::: Provided records :::

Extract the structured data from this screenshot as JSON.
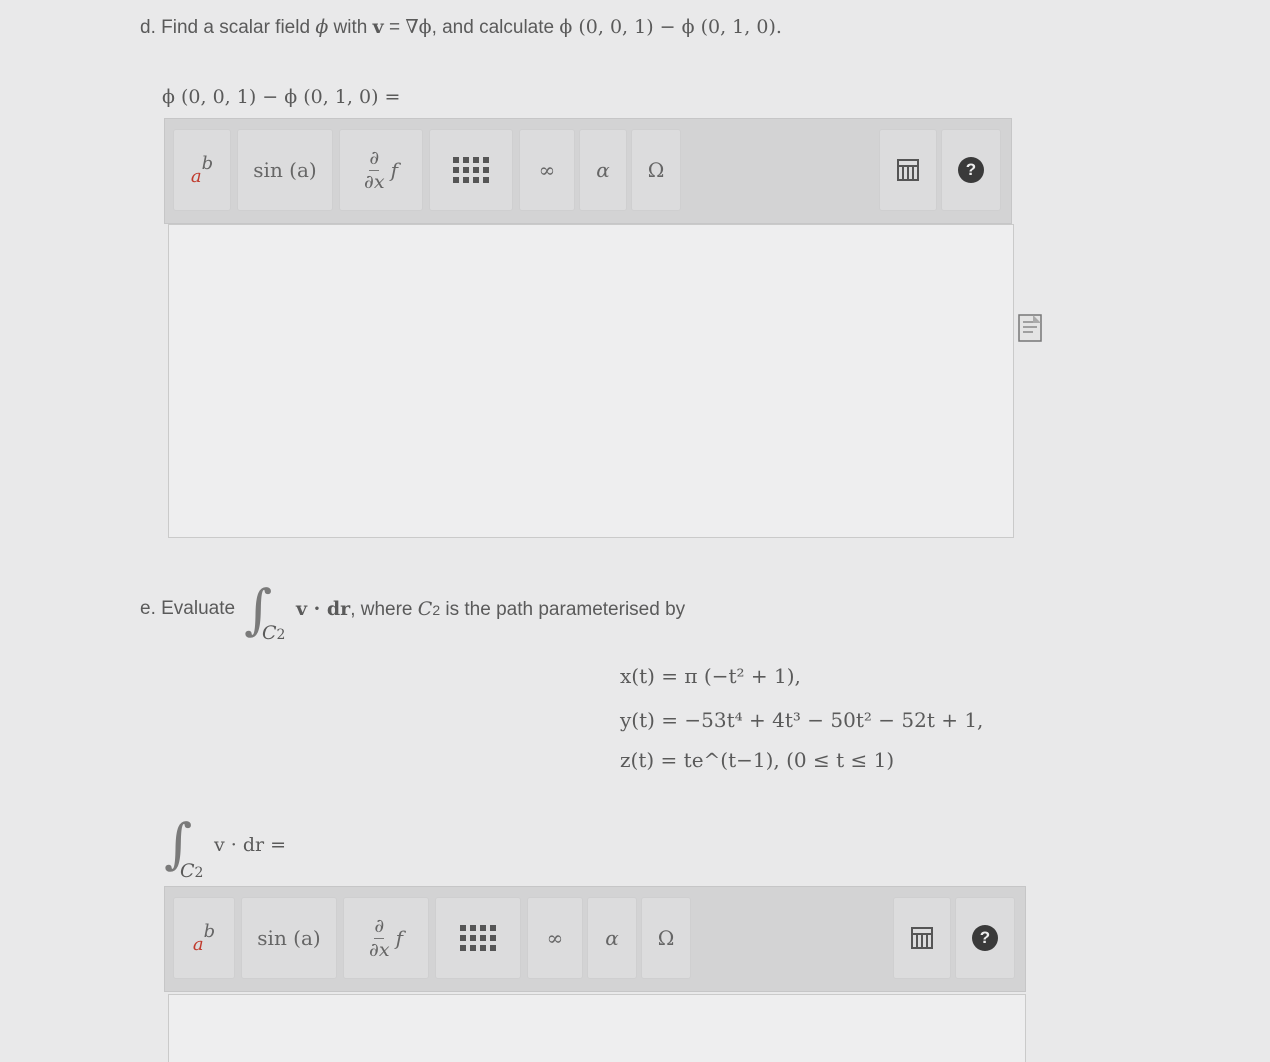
{
  "part_d": {
    "prefix": "d. Find a scalar field",
    "phi": "ϕ",
    "with": "with",
    "v": "v",
    "eq": "=",
    "grad": "∇ϕ",
    "calc": ", and calculate",
    "expr": "ϕ (0, 0, 1) − ϕ (0, 1, 0).",
    "answer_label": "ϕ (0, 0, 1) − ϕ (0, 1, 0) ="
  },
  "toolbar": {
    "power_base": "a",
    "power_exp": "b",
    "sin": "sin (a)",
    "partial_num": "∂",
    "partial_den": "∂x",
    "partial_f": "f",
    "infinity": "∞",
    "alpha": "α",
    "omega": "Ω",
    "help": "?"
  },
  "part_e": {
    "prefix": "e. Evaluate",
    "integral_sub": "C",
    "integral_sub_index": "2",
    "integrand": "v · dr",
    "where": ", where",
    "path_name": "C",
    "path_index": "2",
    "rest": "is the path parameterised by",
    "x_eq": "x(t) = π (−t² + 1),",
    "y_eq": "y(t) = −53t⁴ + 4t³ − 50t² − 52t + 1,",
    "z_eq": "z(t) = te^(t−1),   (0 ≤ t ≤ 1)",
    "answer_integrand": "v · dr ="
  }
}
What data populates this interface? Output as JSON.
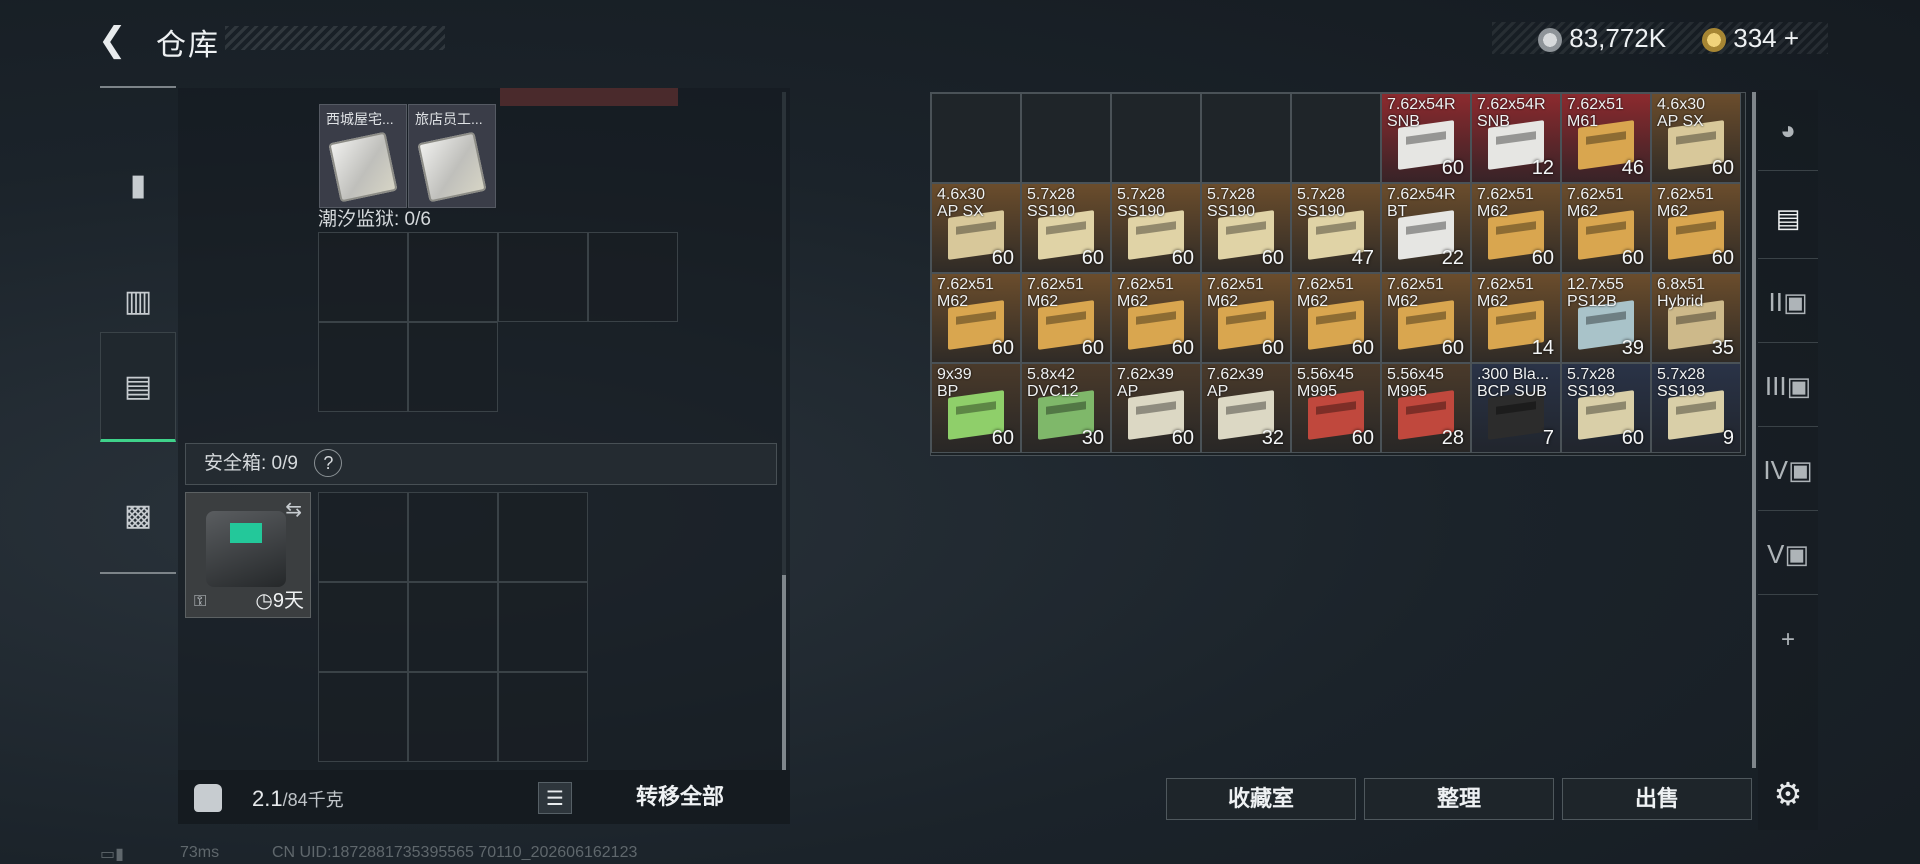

:::

Your goal:
Track down the lines that include the word "data" and copy them.

Written answer:
Extract the structured data from this screenshot as JSON.
What data populates this interface? Output as JSON.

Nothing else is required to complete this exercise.